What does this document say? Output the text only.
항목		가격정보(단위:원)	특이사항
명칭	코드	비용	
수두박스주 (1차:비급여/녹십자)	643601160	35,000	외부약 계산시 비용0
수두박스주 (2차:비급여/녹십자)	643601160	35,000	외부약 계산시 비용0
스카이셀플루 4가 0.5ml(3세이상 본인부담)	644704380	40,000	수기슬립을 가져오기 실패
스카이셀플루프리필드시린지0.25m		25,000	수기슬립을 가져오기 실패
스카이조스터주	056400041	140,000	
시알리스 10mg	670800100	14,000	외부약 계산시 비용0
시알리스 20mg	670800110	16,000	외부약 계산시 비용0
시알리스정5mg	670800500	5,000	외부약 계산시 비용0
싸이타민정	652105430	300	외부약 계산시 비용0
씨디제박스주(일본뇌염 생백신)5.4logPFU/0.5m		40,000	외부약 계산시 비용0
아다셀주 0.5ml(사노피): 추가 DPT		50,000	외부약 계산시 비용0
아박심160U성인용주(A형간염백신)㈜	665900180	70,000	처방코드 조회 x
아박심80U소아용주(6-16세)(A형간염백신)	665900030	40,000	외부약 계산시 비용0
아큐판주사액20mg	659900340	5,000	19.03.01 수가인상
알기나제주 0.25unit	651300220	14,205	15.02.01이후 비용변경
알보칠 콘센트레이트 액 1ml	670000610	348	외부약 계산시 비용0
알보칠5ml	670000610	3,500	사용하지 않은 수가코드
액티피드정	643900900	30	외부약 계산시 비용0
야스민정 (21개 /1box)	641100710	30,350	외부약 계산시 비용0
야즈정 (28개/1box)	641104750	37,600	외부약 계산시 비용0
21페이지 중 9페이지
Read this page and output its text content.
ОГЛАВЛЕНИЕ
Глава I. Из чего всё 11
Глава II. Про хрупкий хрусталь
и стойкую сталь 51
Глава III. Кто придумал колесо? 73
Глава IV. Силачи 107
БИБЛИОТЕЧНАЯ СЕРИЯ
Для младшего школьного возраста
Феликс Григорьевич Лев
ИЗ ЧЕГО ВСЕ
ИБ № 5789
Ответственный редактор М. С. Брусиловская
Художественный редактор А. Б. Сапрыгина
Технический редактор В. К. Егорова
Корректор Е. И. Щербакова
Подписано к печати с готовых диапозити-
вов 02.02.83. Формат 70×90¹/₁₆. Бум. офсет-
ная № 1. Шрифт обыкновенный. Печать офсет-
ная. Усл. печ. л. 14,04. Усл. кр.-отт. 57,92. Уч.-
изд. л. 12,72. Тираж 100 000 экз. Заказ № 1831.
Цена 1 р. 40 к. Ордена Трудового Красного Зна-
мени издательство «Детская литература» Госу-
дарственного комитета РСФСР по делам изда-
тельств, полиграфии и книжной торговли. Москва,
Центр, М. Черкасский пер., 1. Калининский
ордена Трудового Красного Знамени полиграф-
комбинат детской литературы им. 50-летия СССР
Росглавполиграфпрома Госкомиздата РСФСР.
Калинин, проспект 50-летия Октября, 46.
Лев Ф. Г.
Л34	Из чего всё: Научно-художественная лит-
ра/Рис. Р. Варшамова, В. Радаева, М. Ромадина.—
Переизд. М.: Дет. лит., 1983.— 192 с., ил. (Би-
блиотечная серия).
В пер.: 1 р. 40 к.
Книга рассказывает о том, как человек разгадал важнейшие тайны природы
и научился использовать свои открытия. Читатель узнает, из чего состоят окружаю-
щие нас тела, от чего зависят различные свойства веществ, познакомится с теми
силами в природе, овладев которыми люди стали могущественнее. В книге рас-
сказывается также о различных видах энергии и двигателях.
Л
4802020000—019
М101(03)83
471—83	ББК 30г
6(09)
^^^^
(Task description): Return solely the number of lines in the data that include the word "가져오기".

(Exercise answer): 2